▶ **Task objective**: Each line that contains the string "congénitale" counts once; report how many such lines appear in the data, as a number only.

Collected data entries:
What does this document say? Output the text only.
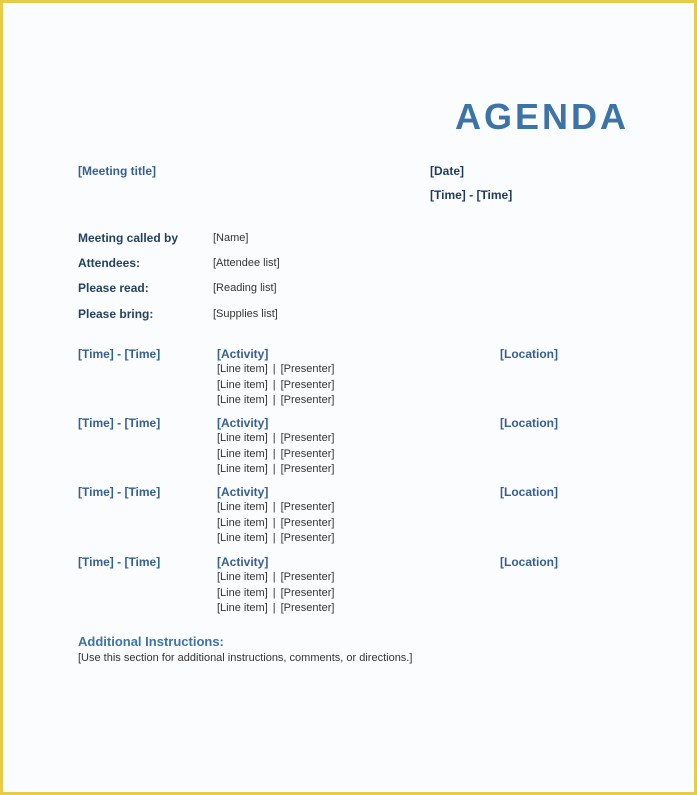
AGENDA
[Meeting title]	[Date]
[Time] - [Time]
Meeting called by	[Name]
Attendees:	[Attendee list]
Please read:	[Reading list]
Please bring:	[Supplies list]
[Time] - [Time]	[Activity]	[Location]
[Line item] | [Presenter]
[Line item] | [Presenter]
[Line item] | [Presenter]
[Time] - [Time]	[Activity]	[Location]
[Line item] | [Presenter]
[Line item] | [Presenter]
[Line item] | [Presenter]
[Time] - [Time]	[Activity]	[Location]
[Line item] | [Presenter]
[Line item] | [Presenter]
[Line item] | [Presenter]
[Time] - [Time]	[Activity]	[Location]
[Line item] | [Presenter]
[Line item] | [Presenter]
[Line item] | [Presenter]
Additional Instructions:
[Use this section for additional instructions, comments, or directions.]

--

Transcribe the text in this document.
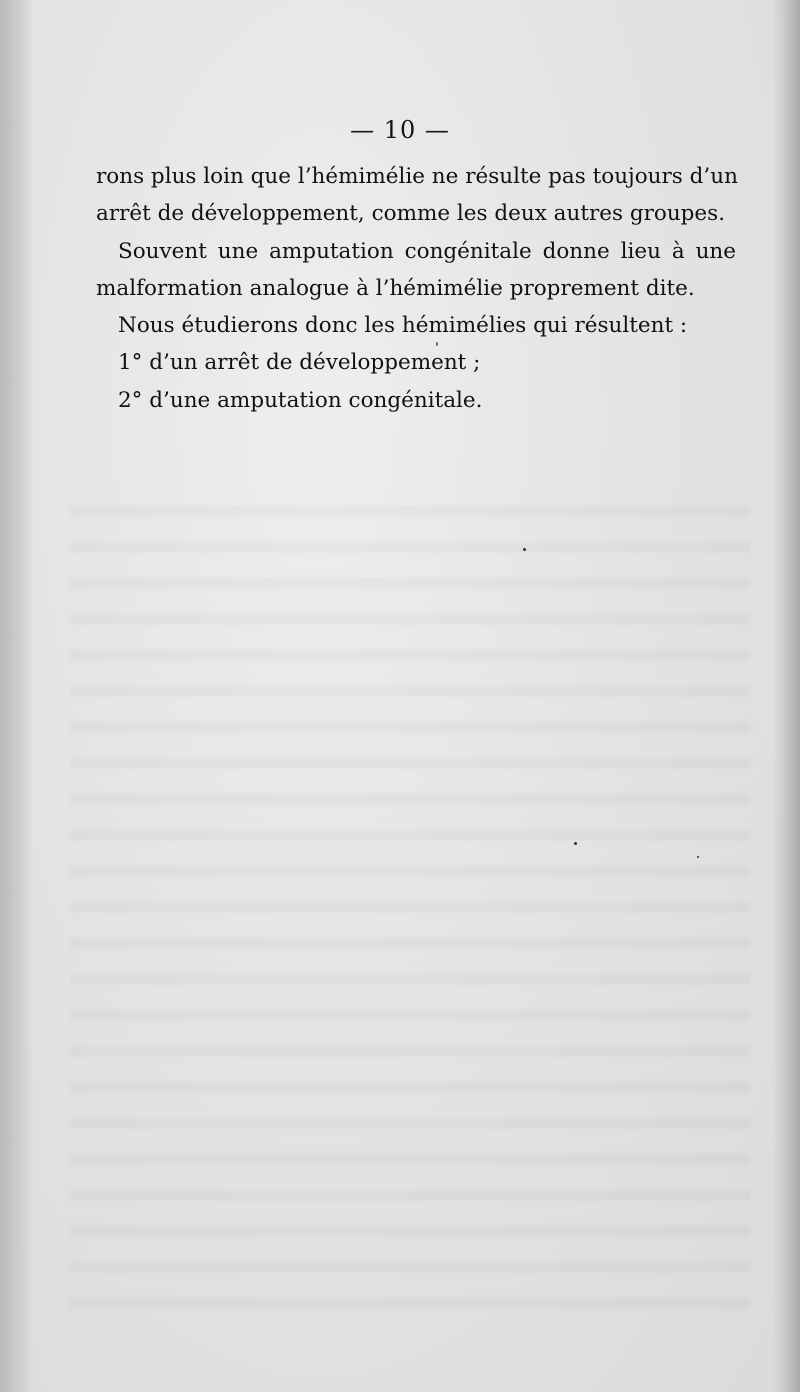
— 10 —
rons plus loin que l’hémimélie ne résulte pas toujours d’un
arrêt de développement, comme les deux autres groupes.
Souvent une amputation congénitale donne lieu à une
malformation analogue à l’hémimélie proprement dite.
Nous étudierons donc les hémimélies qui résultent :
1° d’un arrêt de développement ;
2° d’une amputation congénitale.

▶ **Exercise response**: 2